▶ **TASK DESCRIPTION**
Repeat each line of the material word for word.

▶ **EXTRACTED INFORMATION**
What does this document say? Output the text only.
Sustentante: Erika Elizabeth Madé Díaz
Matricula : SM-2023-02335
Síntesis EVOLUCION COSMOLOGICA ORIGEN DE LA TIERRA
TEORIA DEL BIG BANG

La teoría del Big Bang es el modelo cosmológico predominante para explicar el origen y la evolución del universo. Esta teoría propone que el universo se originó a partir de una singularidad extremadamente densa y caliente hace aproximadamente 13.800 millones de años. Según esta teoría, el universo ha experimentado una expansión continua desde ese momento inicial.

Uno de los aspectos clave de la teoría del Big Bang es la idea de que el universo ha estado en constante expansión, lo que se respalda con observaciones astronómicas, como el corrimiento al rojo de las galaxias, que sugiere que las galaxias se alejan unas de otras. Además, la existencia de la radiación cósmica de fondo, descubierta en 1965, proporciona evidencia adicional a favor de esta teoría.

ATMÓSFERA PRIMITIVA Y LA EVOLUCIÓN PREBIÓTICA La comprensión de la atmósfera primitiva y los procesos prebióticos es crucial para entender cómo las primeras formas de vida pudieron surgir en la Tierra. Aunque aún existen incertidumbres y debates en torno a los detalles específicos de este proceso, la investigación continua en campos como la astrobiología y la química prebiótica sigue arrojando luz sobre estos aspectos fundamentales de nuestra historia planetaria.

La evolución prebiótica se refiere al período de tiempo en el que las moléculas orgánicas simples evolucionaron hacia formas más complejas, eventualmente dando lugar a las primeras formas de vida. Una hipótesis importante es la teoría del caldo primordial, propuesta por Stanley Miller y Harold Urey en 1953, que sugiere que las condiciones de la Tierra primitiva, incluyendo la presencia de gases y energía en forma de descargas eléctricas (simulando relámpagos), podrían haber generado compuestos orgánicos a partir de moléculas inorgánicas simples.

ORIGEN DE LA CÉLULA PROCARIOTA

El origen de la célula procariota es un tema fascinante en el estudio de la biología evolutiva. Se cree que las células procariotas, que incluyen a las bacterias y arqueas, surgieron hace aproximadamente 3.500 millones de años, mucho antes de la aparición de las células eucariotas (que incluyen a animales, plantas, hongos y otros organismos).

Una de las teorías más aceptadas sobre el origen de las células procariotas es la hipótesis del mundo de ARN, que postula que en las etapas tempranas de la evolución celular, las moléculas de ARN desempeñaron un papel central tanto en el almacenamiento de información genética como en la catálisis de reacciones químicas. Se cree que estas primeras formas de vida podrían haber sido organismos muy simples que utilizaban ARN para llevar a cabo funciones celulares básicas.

▶ **EXERCISE RESPONSE**
What does this document say? Output the text only.
Sustentante: Erika Elizabeth Madé Díaz
Matricula : SM-2023-02335
Síntesis EVOLUCION COSMOLOGICA ORIGEN DE LA TIERRA
TEORIA DEL BIG BANG

La teoría del Big Bang es el modelo cosmológico predominante para explicar el origen y la evolución del universo. Esta teoría propone que el universo se originó a partir de una singularidad extremadamente densa y caliente hace aproximadamente 13.800 millones de años. Según esta teoría, el universo ha experimentado una expansión continua desde ese momento inicial.

Uno de los aspectos clave de la teoría del Big Bang es la idea de que el universo ha estado en constante expansión, lo que se respalda con observaciones astronómicas, como el corrimiento al rojo de las galaxias, que sugiere que las galaxias se alejan unas de otras. Además, la existencia de la radiación cósmica de fondo, descubierta en 1965, proporciona evidencia adicional a favor de esta teoría.

ATMÓSFERA PRIMITIVA Y LA EVOLUCIÓN PREBIÓTICA La comprensión de la atmósfera primitiva y los procesos prebióticos es crucial para entender cómo las primeras formas de vida pudieron surgir en la Tierra. Aunque aún existen incertidumbres y debates en torno a los detalles específicos de este proceso, la investigación continua en campos como la astrobiología y la química prebiótica sigue arrojando luz sobre estos aspectos fundamentales de nuestra historia planetaria.

La evolución prebiótica se refiere al período de tiempo en el que las moléculas orgánicas simples evolucionaron hacia formas más complejas, eventualmente dando lugar a las primeras formas de vida. Una hipótesis importante es la teoría del caldo primordial, propuesta por Stanley Miller y Harold Urey en 1953, que sugiere que las condiciones de la Tierra primitiva, incluyendo la presencia de gases y energía en forma de descargas eléctricas (simulando relámpagos), podrían haber generado compuestos orgánicos a partir de moléculas inorgánicas simples.

ORIGEN DE LA CÉLULA PROCARIOTA

El origen de la célula procariota es un tema fascinante en el estudio de la biología evolutiva. Se cree que las células procariotas, que incluyen a las bacterias y arqueas, surgieron hace aproximadamente 3.500 millones de años, mucho antes de la aparición de las células eucariotas (que incluyen a animales, plantas, hongos y otros organismos).

Una de las teorías más aceptadas sobre el origen de las células procariotas es la hipótesis del mundo de ARN, que postula que en las etapas tempranas de la evolución celular, las moléculas de ARN desempeñaron un papel central tanto en el almacenamiento de información genética como en la catálisis de reacciones químicas. Se cree que estas primeras formas de vida podrían haber sido organismos muy simples que utilizaban ARN para llevar a cabo funciones celulares básicas.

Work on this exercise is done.